● **Requirements**
Look for the string "Data" and copy every line that has it.

>> BEGIN

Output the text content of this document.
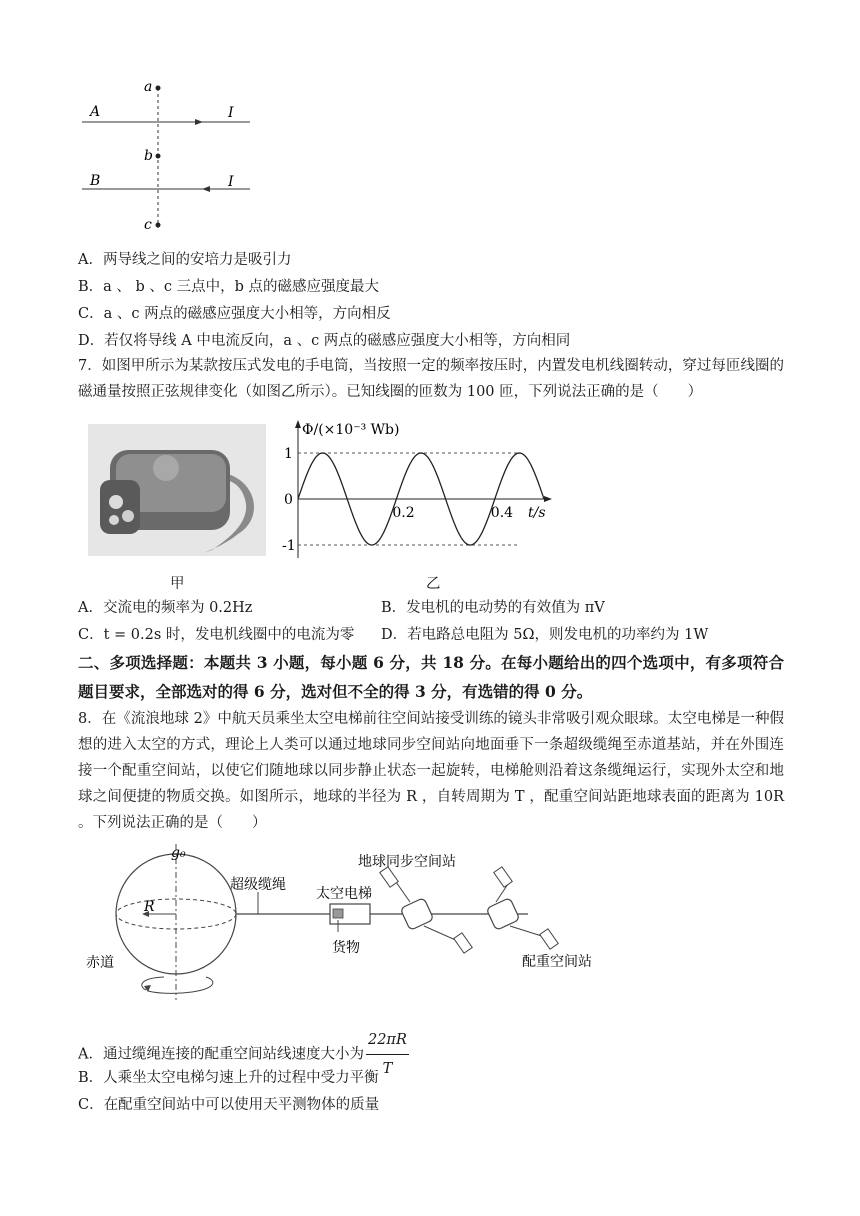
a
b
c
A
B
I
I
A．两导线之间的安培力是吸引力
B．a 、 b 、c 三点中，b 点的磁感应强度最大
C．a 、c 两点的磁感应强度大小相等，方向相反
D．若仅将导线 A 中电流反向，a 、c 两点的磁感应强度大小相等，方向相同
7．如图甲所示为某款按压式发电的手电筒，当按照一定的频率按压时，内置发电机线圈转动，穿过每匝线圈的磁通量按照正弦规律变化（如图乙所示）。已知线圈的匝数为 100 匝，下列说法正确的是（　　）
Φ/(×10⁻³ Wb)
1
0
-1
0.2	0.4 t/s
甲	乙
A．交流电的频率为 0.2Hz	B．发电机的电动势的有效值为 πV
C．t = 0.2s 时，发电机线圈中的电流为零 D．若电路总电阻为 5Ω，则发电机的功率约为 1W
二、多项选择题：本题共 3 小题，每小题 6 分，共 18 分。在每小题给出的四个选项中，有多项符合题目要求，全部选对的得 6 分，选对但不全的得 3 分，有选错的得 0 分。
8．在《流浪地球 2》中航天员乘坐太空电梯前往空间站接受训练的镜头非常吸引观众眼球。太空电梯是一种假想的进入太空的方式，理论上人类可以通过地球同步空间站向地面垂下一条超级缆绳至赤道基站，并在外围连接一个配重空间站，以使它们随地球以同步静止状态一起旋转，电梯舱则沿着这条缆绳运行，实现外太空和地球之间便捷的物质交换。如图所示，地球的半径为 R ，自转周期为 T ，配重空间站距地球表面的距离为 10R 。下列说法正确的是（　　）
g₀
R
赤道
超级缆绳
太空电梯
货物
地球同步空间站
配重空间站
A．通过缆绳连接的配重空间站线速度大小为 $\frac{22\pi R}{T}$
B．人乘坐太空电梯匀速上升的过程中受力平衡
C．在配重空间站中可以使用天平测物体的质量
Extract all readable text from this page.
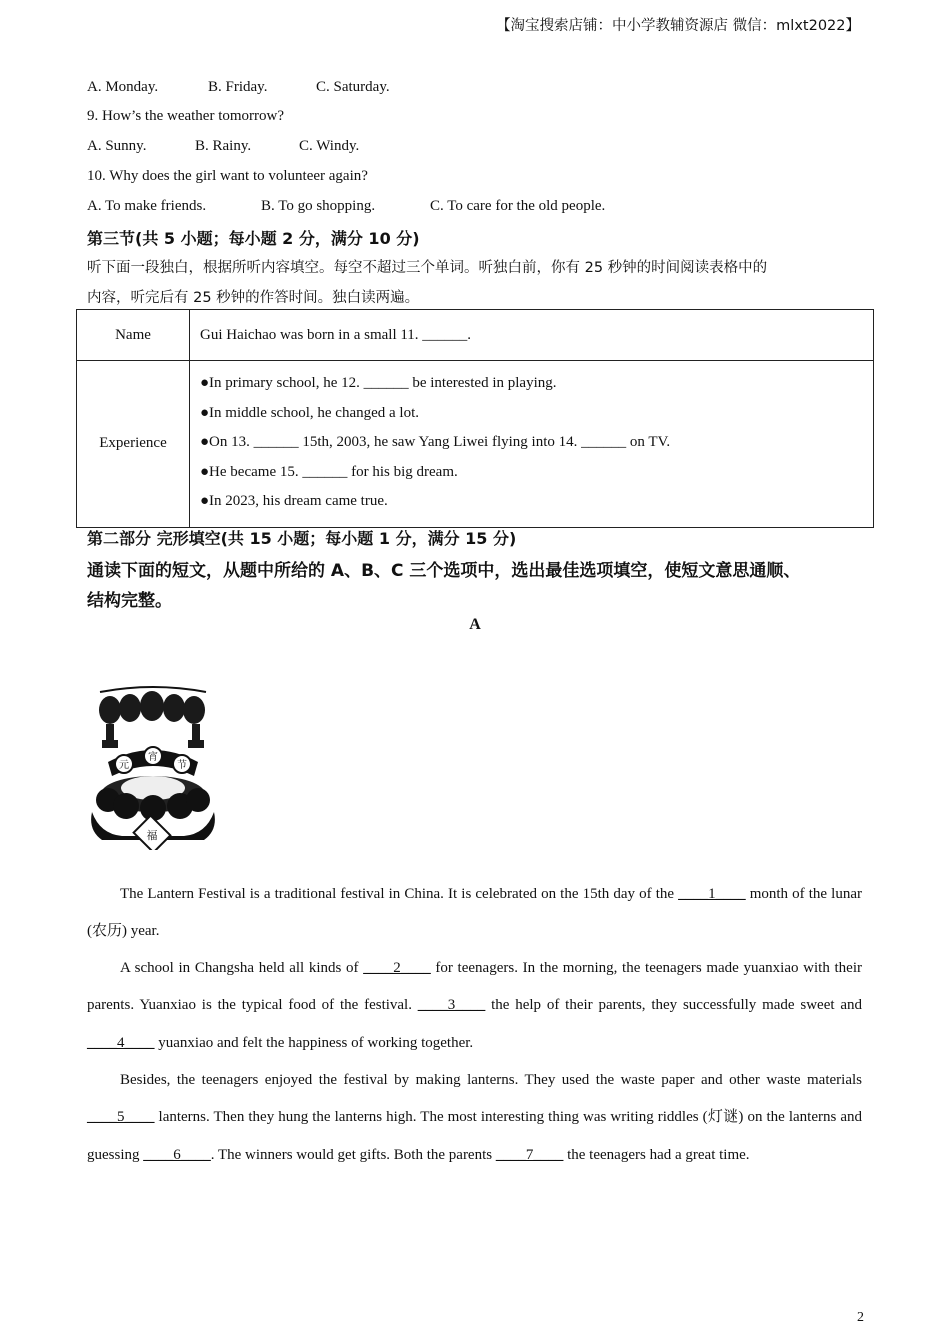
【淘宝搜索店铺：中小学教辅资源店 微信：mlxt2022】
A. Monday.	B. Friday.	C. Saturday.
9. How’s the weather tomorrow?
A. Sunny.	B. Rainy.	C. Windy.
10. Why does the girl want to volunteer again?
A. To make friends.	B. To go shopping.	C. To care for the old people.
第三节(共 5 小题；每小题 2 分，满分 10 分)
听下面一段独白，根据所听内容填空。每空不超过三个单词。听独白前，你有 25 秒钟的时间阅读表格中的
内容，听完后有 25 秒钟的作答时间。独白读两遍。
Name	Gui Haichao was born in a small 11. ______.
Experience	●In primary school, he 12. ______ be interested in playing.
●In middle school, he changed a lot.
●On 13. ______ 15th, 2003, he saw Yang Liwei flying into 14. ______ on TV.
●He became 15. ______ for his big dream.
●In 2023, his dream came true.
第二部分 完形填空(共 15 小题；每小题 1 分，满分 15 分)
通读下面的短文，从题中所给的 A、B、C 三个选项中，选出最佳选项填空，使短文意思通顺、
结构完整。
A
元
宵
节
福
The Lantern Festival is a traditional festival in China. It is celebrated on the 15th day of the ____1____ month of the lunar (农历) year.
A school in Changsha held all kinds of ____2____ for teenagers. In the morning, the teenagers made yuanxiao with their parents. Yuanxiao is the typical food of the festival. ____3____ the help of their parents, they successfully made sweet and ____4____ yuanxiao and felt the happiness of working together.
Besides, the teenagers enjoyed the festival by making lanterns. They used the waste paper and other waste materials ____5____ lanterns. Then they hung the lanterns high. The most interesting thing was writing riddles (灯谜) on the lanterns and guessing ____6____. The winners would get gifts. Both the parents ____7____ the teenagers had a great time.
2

>> END
>> BEGIN

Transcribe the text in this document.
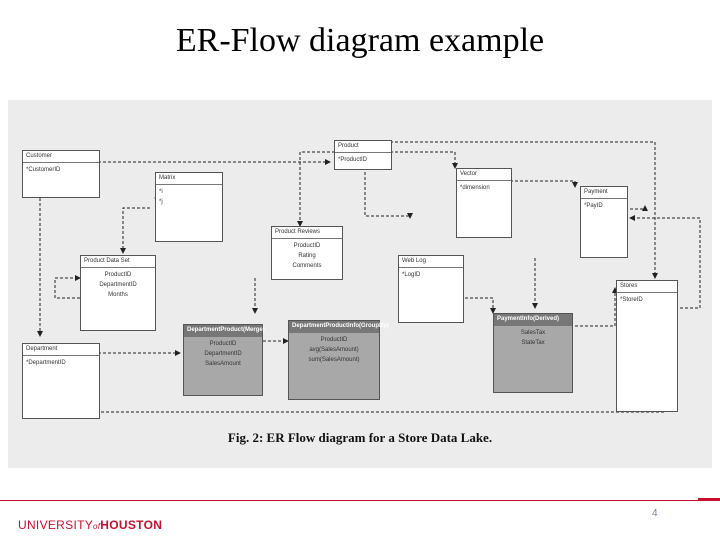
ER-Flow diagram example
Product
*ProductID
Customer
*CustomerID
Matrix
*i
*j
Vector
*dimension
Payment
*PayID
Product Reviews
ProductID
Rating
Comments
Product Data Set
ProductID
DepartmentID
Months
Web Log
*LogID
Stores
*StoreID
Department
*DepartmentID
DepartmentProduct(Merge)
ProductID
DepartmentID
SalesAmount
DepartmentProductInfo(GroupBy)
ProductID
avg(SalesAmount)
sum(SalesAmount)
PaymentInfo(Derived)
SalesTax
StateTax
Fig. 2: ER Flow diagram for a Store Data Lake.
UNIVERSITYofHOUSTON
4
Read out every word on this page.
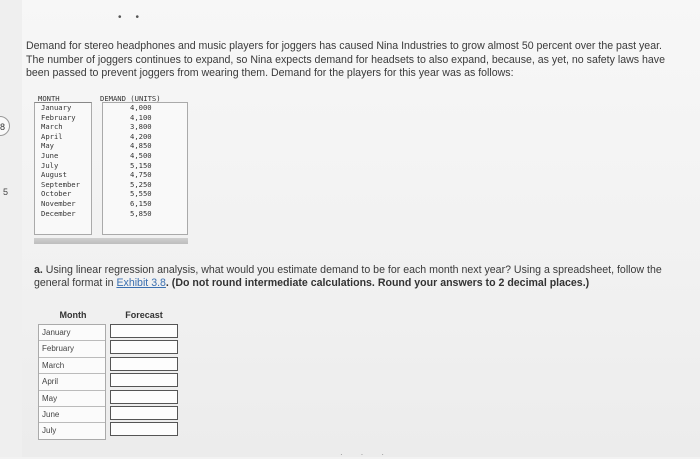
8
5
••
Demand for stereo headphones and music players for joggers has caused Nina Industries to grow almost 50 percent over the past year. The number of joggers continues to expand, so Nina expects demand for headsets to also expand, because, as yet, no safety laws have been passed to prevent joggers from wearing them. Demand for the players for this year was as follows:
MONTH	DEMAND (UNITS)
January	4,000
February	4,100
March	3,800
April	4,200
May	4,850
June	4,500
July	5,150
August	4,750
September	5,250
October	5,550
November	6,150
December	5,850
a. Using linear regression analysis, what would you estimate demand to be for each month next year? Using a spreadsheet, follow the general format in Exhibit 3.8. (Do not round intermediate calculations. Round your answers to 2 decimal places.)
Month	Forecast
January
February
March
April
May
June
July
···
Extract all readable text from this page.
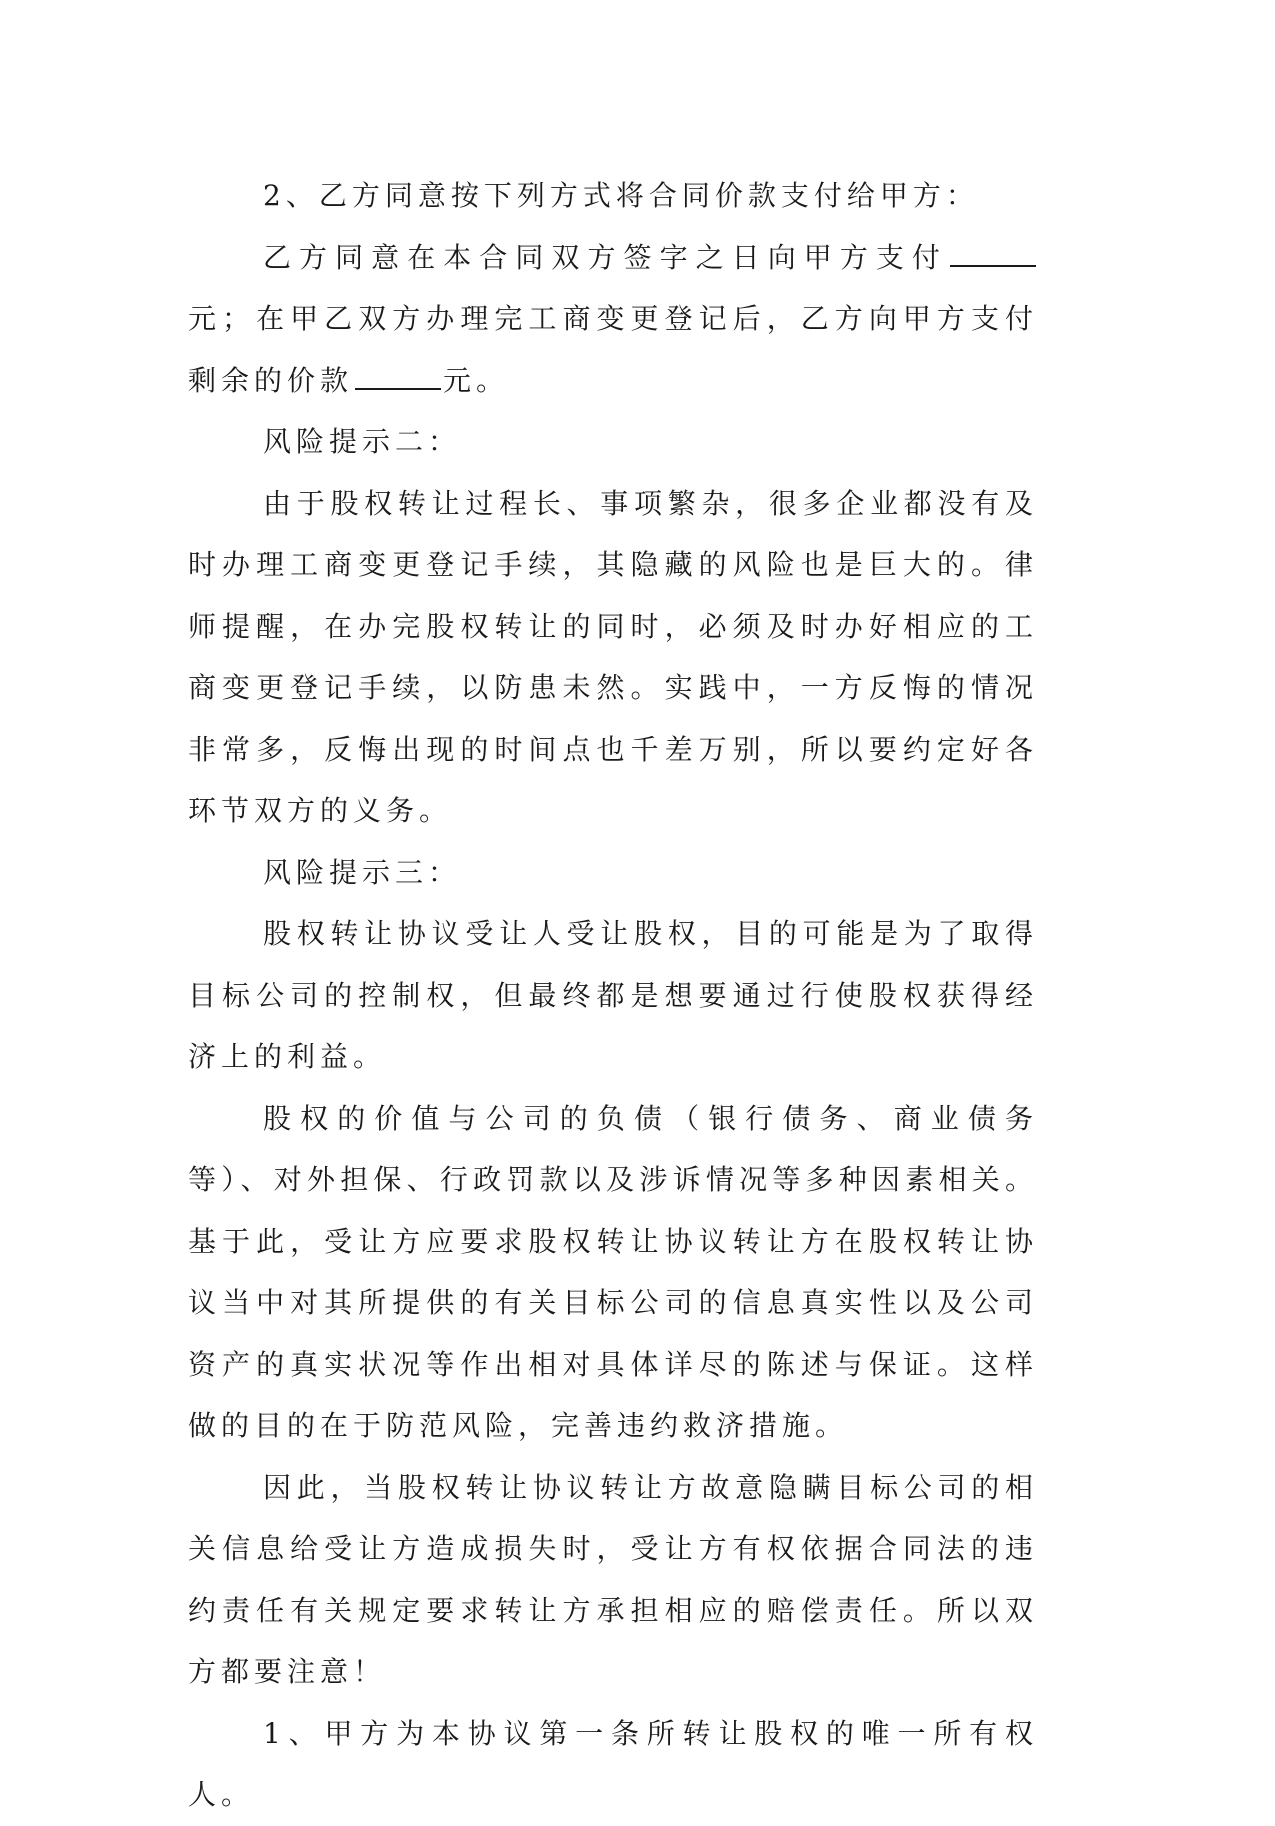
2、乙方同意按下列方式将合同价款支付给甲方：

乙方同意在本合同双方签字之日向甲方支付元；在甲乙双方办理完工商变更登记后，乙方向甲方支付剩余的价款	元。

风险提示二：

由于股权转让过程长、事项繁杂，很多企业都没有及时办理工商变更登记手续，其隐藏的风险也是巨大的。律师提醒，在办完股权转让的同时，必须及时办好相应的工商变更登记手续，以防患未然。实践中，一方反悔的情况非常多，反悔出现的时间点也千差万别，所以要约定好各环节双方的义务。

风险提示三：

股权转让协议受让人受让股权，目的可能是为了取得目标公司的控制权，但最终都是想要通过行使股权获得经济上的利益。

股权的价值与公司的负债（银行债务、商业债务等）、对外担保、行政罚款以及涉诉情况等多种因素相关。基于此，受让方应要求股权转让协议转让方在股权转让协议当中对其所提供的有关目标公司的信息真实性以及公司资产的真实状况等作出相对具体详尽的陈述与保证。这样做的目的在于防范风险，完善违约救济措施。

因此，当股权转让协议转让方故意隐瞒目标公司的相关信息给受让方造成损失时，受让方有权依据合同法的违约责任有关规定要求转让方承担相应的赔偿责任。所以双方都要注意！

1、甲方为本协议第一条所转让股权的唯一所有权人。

>> END
>> BEGIN

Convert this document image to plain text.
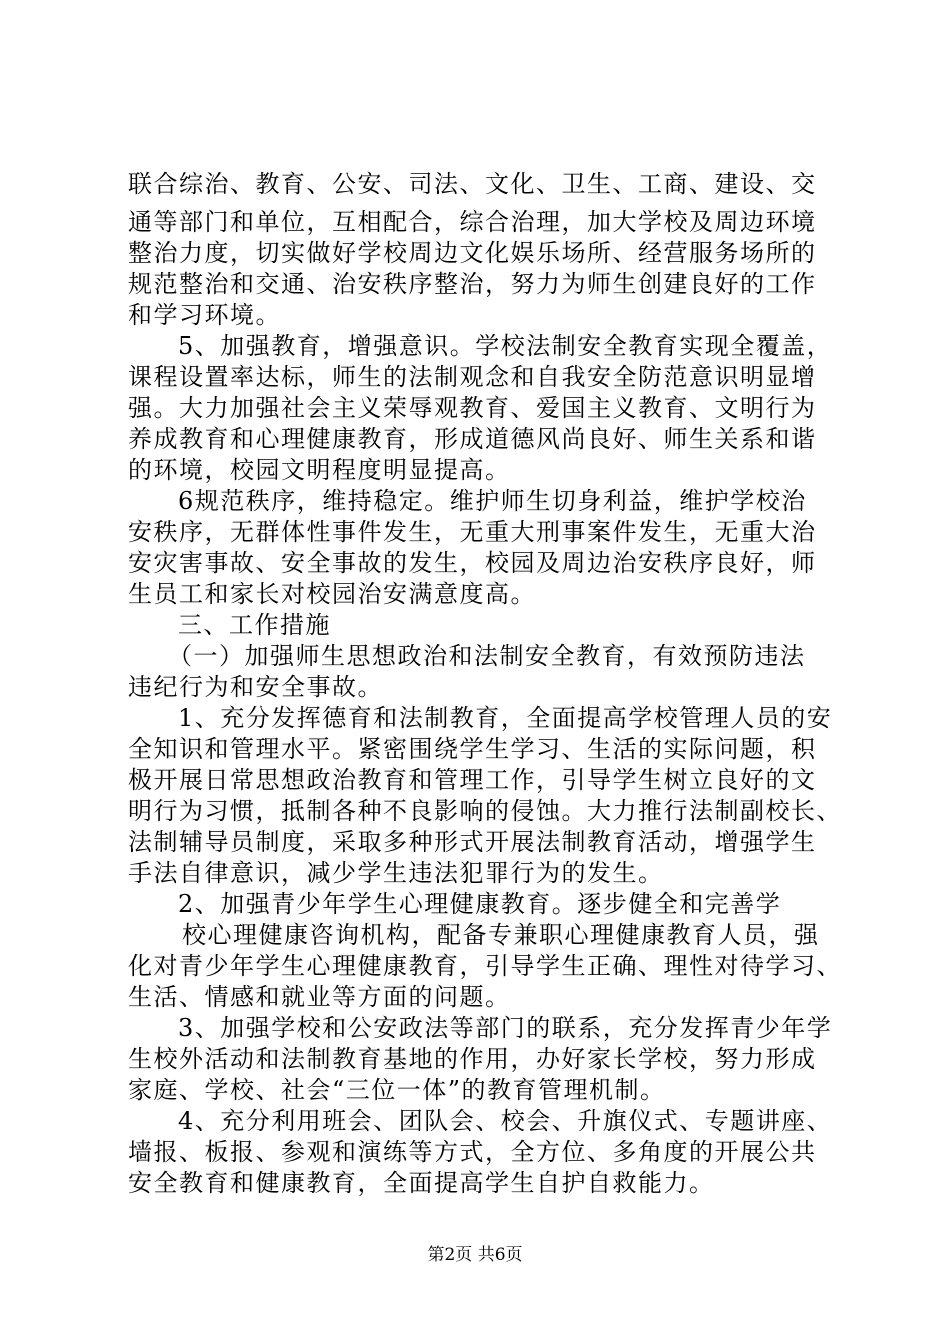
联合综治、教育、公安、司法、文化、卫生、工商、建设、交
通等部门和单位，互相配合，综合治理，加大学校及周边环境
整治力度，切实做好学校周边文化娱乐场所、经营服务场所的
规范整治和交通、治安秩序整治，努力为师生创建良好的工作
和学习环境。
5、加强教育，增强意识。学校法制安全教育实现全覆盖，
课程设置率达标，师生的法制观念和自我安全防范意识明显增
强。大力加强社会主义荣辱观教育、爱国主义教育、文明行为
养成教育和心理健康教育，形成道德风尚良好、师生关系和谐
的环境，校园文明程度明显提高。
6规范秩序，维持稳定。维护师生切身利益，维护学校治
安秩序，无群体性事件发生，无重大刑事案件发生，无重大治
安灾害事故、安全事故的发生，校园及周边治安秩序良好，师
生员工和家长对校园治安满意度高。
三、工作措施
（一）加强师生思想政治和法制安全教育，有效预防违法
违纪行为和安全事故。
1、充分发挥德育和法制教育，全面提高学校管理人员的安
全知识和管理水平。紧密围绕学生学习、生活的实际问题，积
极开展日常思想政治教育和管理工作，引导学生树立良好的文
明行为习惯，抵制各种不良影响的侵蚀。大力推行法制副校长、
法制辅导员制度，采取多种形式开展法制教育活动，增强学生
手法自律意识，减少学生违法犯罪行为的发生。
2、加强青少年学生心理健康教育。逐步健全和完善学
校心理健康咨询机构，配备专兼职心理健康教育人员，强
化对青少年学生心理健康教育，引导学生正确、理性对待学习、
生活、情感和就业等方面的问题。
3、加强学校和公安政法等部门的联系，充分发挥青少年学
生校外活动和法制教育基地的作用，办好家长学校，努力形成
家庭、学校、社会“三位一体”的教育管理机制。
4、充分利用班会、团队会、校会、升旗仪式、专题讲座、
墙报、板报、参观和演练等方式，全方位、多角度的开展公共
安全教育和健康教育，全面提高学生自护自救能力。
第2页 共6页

>> END

● **Worked solution**
Product Data Set
Fig. 2: ER Flow diagram for a Store Data Lake.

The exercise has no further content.